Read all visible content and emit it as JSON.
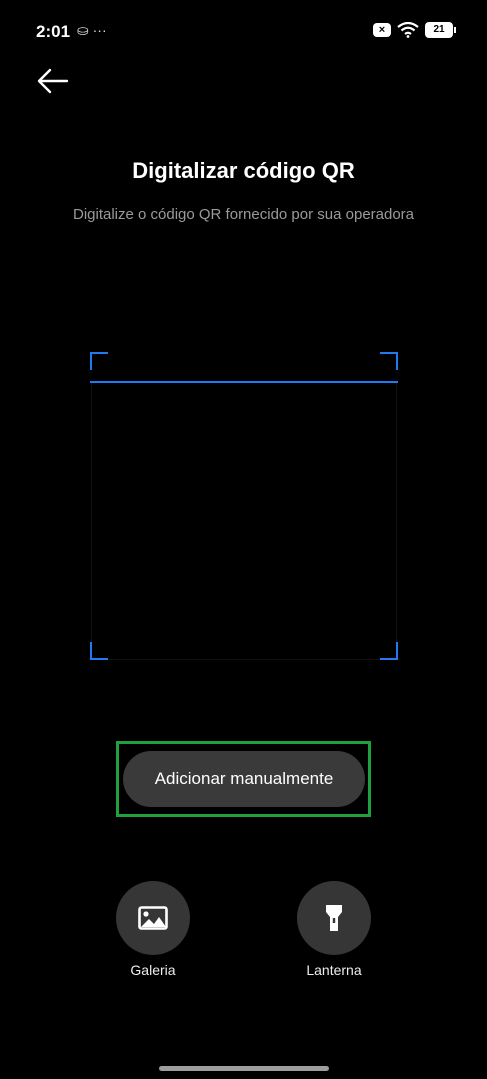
{
  "status_bar": {
    "time": "2:01",
    "left_icons": "⛀ ···",
    "sim_badge": "×",
    "battery_level": "21"
  },
  "header": {
    "title": "Digitalizar código QR",
    "subtitle": "Digitalize o código QR fornecido por sua operadora"
  },
  "scanner": {
    "frame_color": "#1e7bf2"
  },
  "actions": {
    "manual_label": "Adicionar manualmente",
    "highlight_color": "#1fa13e",
    "gallery_label": "Galeria",
    "gallery_icon": "image-icon",
    "torch_label": "Lanterna",
    "torch_icon": "flashlight-icon"
  }
}
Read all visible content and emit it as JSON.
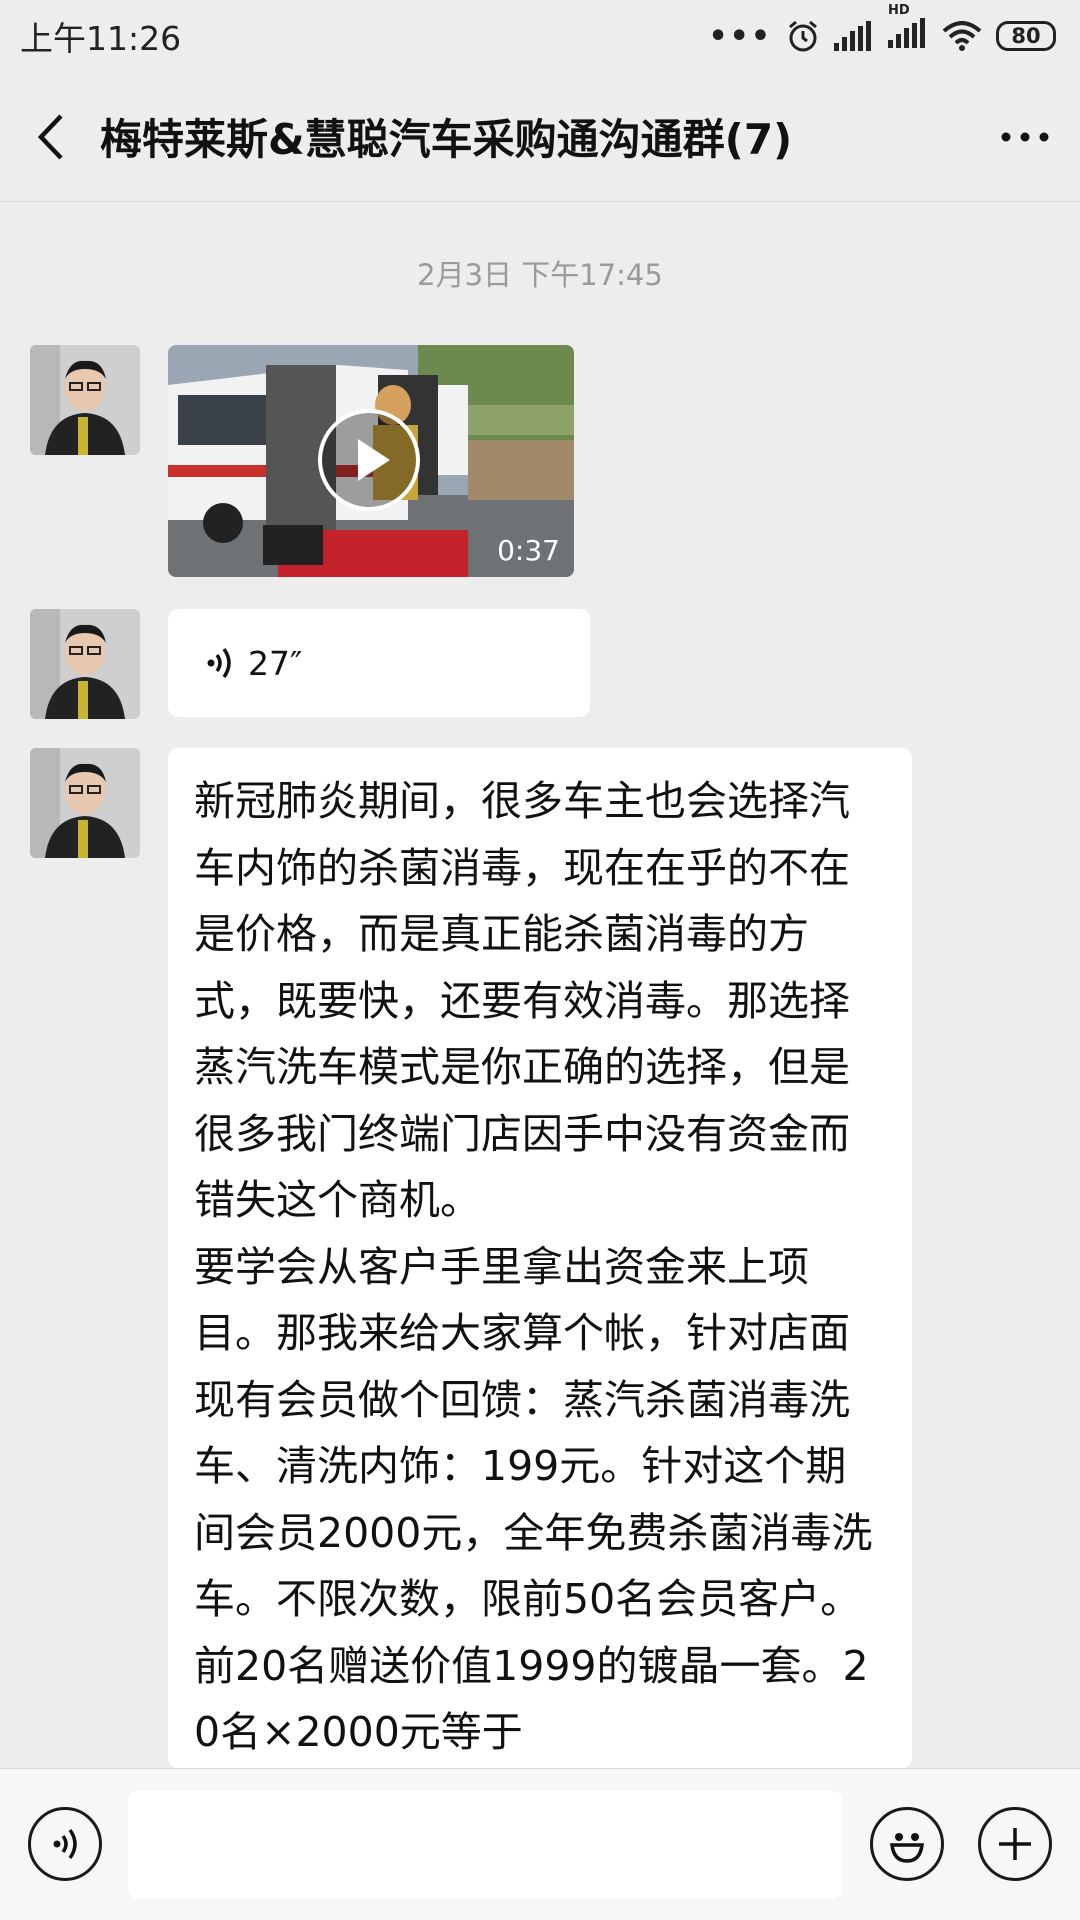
{
  "status_bar": {
    "time": "上午11:26",
    "battery": "80",
    "network_badge": "HD"
  },
  "header": {
    "title": "梅特莱斯&慧聪汽车采购通沟通群(7)"
  },
  "chat": {
    "timestamp": "2月3日 下午17:45",
    "messages": [
      {
        "type": "video",
        "duration": "0:37"
      },
      {
        "type": "voice",
        "duration": "27″"
      },
      {
        "type": "text",
        "text": "新冠肺炎期间，很多车主也会选择汽车内饰的杀菌消毒，现在在乎的不在是价格，而是真正能杀菌消毒的方式，既要快，还要有效消毒。那选择蒸汽洗车模式是你正确的选择，但是很多我门终端门店因手中没有资金而错失这个商机。\n要学会从客户手里拿出资金来上项目。那我来给大家算个帐，针对店面现有会员做个回馈：蒸汽杀菌消毒洗车、清洗内饰：199元。针对这个期间会员2000元，全年免费杀菌消毒洗车。不限次数，限前50名会员客户。前20名赠送价值1999的镀晶一套。20名×2000元等于"
      }
    ]
  },
  "input_bar": {
    "placeholder": ""
  },
  "colors": {
    "background": "#ededed",
    "bubble": "#ffffff",
    "timestamp": "#9a9a9a"
  }
}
==*==
The exercise
Set every line down exactly as written, leaving each picture out.

Task solution
Read all visible content and emit it as JSON.
{
  "status_bar": {
    "time": "2:01",
    "left_icons": "⛀ ···",
    "sim_badge": "×",
    "battery_level": "21"
  },
  "header": {
    "title": "Digitalizar código QR",
    "subtitle": "Digitalize o código QR fornecido por sua operadora"
  },
  "scanner": {
    "frame_color": "#1e7bf2"
  },
  "actions": {
    "manual_label": "Adicionar manualmente",
    "highlight_color": "#1fa13e",
    "gallery_label": "Galeria",
    "gallery_icon": "image-icon",
    "torch_label": "Lanterna",
    "torch_icon": "flashlight-icon"
  }
}
Read all visible content and emit it as JSON.
{
  "status_bar": {
    "time": "上午11:26",
    "battery": "80",
    "network_badge": "HD"
  },
  "header": {
    "title": "梅特莱斯&慧聪汽车采购通沟通群(7)"
  },
  "chat": {
    "timestamp": "2月3日 下午17:45",
    "messages": [
      {
        "type": "video",
        "duration": "0:37"
      },
      {
        "type": "voice",
        "duration": "27″"
      },
      {
        "type": "text",
        "text": "新冠肺炎期间，很多车主也会选择汽车内饰的杀菌消毒，现在在乎的不在是价格，而是真正能杀菌消毒的方式，既要快，还要有效消毒。那选择蒸汽洗车模式是你正确的选择，但是很多我门终端门店因手中没有资金而错失这个商机。\n要学会从客户手里拿出资金来上项目。那我来给大家算个帐，针对店面现有会员做个回馈：蒸汽杀菌消毒洗车、清洗内饰：199元。针对这个期间会员2000元，全年免费杀菌消毒洗车。不限次数，限前50名会员客户。前20名赠送价值1999的镀晶一套。20名×2000元等于"
      }
    ]
  },
  "input_bar": {
    "placeholder": ""
  },
  "colors": {
    "background": "#ededed",
    "bubble": "#ffffff",
    "timestamp": "#9a9a9a"
  }
}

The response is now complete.